- [Exercise]
Return all lines in the material below that contain "screenshot".

- [Supplied information]
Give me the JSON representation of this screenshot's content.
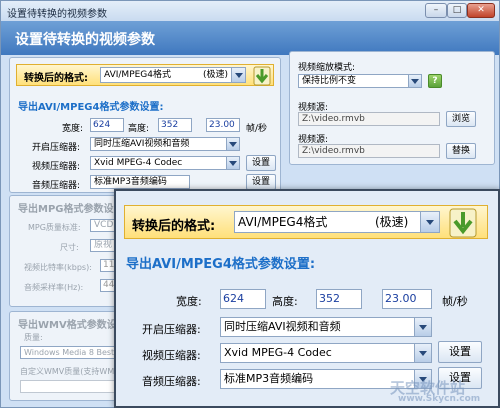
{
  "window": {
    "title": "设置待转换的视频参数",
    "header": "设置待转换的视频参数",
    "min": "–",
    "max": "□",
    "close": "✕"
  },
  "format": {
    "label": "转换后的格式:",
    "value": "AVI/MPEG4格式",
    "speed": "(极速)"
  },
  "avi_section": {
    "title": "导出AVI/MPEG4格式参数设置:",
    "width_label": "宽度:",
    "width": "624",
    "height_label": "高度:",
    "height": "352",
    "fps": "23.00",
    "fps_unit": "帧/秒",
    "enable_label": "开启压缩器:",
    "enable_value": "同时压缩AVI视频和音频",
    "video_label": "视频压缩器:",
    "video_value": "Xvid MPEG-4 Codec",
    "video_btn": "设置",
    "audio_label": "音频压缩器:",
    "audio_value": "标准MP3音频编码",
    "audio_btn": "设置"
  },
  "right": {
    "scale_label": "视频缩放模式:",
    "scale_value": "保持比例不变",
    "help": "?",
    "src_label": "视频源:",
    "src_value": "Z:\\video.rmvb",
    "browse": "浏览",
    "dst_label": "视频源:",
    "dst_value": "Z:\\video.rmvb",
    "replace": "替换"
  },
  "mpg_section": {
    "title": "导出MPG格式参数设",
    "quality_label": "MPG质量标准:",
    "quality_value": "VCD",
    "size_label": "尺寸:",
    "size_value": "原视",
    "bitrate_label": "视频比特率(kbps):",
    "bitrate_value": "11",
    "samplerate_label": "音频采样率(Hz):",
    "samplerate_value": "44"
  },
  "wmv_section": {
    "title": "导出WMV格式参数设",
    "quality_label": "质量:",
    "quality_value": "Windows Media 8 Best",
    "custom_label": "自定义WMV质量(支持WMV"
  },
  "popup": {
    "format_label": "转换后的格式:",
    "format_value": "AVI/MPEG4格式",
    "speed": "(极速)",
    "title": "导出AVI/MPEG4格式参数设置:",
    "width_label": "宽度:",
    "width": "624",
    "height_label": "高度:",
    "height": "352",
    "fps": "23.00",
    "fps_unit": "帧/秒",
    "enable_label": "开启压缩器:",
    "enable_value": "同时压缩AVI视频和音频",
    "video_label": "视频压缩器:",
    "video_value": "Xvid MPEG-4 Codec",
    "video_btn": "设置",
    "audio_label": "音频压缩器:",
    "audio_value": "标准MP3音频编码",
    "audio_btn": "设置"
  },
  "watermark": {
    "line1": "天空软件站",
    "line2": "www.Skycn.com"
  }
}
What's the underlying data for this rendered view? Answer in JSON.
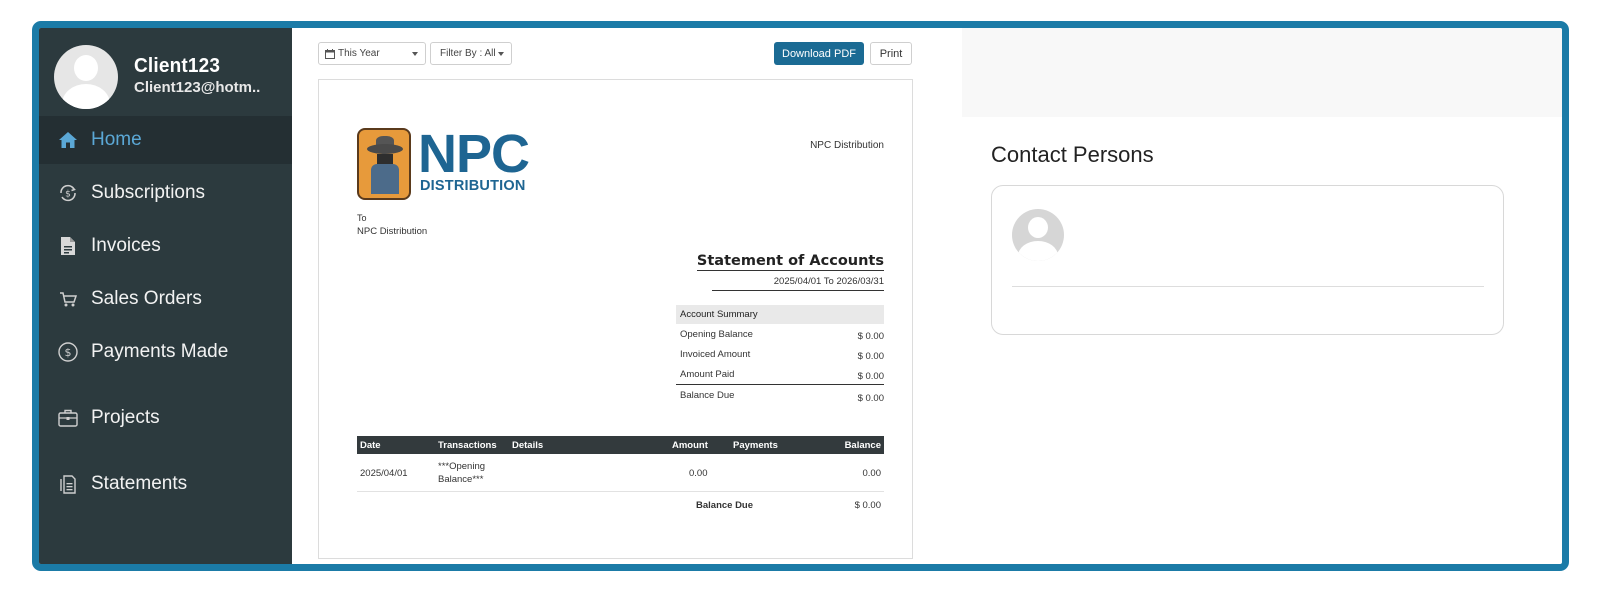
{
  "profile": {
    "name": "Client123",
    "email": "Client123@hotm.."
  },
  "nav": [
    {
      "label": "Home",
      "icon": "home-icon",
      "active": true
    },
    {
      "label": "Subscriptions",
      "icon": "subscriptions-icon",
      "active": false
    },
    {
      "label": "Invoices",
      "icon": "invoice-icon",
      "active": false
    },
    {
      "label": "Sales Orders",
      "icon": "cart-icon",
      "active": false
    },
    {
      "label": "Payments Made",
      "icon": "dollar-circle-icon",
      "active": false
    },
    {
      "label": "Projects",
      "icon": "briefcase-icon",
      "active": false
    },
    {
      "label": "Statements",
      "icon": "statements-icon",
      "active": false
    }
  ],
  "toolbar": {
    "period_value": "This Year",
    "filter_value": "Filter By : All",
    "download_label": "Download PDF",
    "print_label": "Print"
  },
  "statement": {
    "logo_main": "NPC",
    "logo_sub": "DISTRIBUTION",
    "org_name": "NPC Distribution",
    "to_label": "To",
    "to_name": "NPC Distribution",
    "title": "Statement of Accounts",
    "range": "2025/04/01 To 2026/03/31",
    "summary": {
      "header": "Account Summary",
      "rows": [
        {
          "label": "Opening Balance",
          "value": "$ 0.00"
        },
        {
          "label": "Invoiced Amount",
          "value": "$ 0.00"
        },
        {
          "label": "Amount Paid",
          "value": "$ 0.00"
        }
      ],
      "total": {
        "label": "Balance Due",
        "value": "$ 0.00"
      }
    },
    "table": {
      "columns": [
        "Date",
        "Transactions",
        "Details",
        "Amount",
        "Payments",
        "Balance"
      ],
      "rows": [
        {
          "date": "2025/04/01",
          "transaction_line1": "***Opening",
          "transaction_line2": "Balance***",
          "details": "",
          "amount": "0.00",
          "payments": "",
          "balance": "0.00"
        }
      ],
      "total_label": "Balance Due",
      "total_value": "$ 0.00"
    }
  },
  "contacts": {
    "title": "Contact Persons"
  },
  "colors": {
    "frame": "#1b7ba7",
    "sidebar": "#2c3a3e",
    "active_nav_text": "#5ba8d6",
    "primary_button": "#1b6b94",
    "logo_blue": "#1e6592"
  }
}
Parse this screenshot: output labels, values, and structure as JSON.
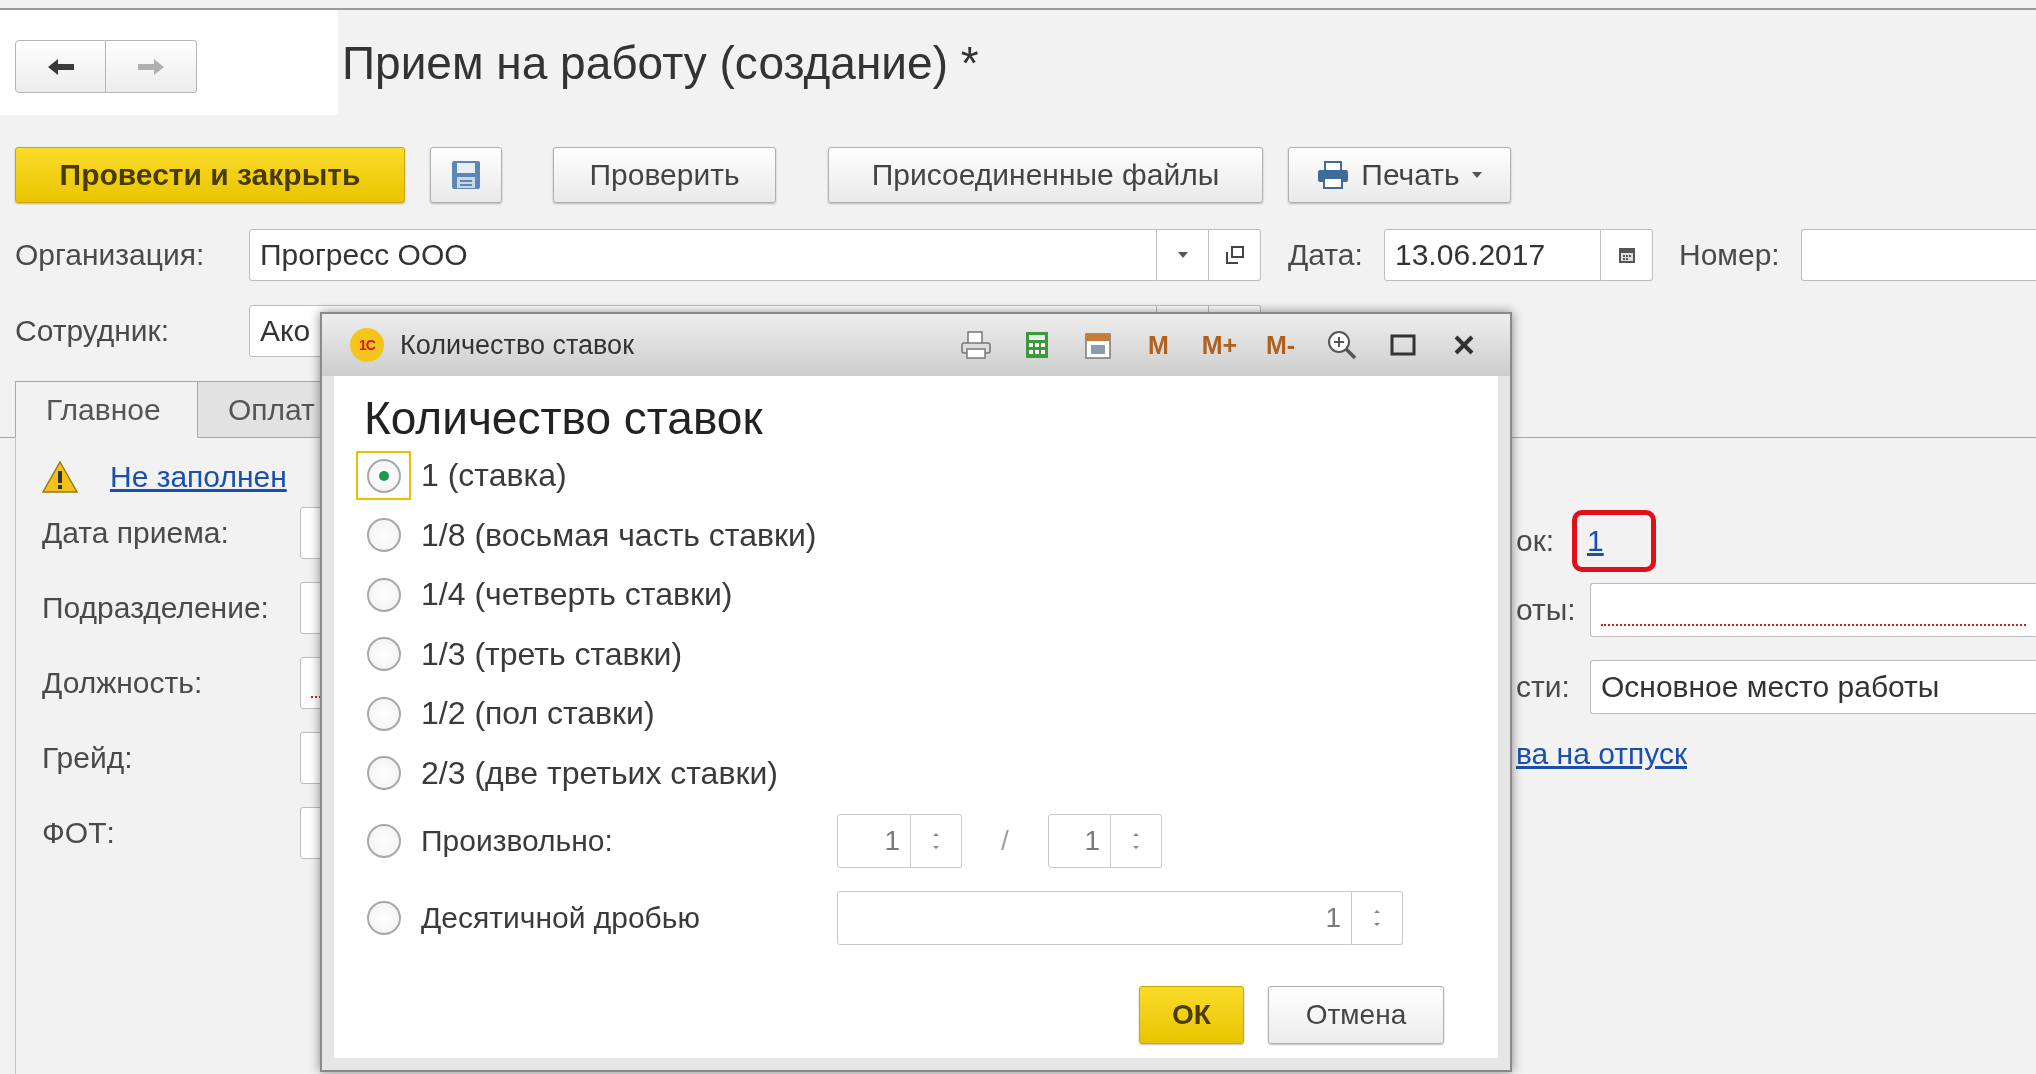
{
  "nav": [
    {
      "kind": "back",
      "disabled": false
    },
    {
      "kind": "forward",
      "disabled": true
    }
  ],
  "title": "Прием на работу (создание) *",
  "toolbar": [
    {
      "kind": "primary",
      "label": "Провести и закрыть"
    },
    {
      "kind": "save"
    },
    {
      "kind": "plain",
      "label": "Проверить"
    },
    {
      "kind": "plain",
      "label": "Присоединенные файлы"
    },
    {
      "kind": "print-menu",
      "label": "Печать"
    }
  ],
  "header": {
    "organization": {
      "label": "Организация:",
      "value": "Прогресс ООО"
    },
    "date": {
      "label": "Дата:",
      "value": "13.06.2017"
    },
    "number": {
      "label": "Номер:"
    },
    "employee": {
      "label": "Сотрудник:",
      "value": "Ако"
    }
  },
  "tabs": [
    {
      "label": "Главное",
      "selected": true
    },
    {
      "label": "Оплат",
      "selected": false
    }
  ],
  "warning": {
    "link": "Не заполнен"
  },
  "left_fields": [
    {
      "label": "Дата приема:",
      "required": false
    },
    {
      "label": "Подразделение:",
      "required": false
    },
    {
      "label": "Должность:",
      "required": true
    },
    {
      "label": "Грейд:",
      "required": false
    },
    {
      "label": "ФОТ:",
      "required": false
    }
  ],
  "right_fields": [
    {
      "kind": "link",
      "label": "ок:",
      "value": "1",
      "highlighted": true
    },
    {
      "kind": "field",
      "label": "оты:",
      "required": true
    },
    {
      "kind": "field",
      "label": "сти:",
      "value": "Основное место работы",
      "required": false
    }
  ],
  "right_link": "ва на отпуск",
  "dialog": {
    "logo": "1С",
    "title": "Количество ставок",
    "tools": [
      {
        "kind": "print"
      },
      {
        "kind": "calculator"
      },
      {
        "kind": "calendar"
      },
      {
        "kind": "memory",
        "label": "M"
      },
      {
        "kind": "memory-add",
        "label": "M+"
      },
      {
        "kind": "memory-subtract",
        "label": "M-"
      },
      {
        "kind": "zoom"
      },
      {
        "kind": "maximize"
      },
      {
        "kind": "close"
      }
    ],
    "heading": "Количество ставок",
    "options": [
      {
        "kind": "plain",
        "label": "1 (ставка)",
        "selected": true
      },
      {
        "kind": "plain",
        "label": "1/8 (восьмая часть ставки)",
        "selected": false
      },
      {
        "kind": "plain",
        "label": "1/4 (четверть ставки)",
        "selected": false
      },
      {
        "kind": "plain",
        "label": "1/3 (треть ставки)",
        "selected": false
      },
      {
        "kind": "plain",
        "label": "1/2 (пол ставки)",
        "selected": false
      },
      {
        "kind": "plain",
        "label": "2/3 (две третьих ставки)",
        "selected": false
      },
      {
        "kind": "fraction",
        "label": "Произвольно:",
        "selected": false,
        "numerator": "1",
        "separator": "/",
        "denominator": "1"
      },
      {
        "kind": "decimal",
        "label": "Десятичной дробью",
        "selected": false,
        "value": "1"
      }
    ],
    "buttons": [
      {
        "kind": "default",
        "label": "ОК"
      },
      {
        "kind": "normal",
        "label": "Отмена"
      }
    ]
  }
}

- [Result]
Give me the JSON representation of this screenshot's content.
Parse this screenshot: output labels, values, and structure as JSON.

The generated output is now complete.